[EXCERPTED PASSAGE]
------------------------
At the time of writing, the country has been on lockdown for several weeks. We are allowed out for daily exercise, but playgrounds are closed. It is a surreal time for everyone, kids especially. However, this situation highlights how undeniable it is that outdoor play is full of fantastic benefits. And if you are lucky enough to have a garden, there is no better place for budding outdoor enthusiasts to spend their time right now. Taking the time to escape to the garden will do wonders for body and mind; for people of all ages. So here are some of the excellent perks of kids having regular garden time…
Physical and Mental Wellbeing
The reality is that many children enjoy a balance of some time inside mixed with the opportunity for getting outdoors too. Of course, there also needs to be the consideration of where you and your child ultimately feel most comfortable as well. When optimising your garden for play, it helps to consider both active and relaxed options. Trim trails balanced with a relaxing sensory area and/or comfy seating, for example. It is also useful to be mindful of seasonal possibilities too. The purpose is to create a comfortable space that can be visited at any time for a change of scenary; that there is always a place to either burn off energy, or recharge the batteries. If implemented in the right way, a garden can be an ideal place for creating positive mental attitudes, and promoting good mental health and wellbeing.
Time outside is guaranteed to inspire some creativity. More so, if you have a garden that naturally fosters wildlife or is big enough to invest in some outdoor play equipment to help whisk young minds to another time and place. The outdoors is diverse and stimulating; the foundational ingredients in developing a strong sense of imagination.
Exploration and Adventure
Skills such as risk assessment, personal limits and boundaries often come from heading outside. The world is bigger, more exciting and a little more complicated in the wilderness; even in our own backyards. Most of us can remember a time where a particular slide, swing, or one piece of playground equipment or other challenged us when young. Just as likely, many will have a memory of victory or defeat. That experience of personal discovery or limitation is frequently found under these conditions; whether it is in the garden at home or the local play park.
Education and Learning
Learning comes in many forms and, contrary to cultural presentation, far exceeds the realm of traditional academics. It’s kind of funny, we all know that early years development heavily involves learning through play but as children grow many seem to disregard this concept. Regardless, outdoor play will help young minds process and implement mental, physical and sensory information in a more diverse context.
------------------------
[RECORD EXCERPTS]
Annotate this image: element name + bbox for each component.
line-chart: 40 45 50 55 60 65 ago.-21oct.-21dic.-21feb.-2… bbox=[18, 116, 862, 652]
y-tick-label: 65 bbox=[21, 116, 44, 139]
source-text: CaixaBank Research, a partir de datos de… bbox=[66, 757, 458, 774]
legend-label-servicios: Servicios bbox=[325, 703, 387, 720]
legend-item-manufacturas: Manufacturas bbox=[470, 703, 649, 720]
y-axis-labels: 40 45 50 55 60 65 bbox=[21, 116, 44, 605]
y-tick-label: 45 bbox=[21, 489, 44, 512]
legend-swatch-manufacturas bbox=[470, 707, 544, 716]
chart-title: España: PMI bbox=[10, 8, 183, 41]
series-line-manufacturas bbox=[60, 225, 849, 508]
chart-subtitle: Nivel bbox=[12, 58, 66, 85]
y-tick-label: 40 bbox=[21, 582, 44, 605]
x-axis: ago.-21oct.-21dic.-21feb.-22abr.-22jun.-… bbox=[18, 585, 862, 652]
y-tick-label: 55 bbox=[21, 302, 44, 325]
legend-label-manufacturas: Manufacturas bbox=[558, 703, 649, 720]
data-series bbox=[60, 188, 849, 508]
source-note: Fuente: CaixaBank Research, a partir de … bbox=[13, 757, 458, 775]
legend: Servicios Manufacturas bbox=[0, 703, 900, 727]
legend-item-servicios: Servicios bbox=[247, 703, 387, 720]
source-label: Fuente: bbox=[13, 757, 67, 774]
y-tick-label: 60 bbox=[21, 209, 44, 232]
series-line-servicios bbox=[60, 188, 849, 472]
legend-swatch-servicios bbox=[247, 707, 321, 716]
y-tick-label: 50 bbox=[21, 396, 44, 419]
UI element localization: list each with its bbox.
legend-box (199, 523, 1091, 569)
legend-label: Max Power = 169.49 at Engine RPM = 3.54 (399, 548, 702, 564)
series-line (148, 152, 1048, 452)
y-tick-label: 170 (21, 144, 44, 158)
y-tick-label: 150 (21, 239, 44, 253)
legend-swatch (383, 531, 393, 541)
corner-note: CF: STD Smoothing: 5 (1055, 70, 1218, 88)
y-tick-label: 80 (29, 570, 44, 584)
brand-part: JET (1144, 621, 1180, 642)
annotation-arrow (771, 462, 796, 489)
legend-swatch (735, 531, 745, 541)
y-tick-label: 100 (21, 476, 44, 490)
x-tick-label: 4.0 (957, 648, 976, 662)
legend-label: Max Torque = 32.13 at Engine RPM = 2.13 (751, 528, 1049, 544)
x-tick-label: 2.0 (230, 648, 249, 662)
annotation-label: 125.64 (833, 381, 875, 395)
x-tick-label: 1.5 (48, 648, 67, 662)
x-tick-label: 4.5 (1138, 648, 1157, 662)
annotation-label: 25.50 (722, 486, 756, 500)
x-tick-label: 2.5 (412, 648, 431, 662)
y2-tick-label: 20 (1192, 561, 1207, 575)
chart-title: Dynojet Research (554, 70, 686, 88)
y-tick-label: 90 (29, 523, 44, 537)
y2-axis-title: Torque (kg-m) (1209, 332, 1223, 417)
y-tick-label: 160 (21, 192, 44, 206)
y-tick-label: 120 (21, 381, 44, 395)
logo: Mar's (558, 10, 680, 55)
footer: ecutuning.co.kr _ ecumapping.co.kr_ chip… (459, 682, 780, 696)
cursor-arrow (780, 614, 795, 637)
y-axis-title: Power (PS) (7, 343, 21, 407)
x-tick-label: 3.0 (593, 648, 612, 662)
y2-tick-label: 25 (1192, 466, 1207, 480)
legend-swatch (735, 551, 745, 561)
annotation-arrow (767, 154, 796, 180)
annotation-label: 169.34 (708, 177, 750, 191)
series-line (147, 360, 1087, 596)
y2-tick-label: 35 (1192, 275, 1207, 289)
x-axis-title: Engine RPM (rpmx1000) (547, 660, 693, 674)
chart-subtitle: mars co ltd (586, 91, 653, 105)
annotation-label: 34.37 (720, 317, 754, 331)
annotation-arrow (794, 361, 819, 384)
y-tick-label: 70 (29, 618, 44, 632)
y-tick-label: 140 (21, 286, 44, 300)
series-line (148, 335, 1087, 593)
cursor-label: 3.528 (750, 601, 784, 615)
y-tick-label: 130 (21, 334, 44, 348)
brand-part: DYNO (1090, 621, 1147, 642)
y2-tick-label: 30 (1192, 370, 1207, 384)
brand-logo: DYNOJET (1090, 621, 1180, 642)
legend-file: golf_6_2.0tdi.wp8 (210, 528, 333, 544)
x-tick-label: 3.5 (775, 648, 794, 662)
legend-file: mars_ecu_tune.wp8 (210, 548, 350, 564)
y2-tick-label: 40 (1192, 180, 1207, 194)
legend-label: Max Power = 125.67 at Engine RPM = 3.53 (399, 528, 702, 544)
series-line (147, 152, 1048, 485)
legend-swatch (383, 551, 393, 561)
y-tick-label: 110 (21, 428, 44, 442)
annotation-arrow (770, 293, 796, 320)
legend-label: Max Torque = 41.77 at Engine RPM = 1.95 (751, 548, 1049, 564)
------------------------
[DESCRIPTION OF THE TASK]
According to the text on children's garden time, what two kinds of options should be considered when setting up a garden for play?

[EXERCISE ANSWER]
Active and relaxed options.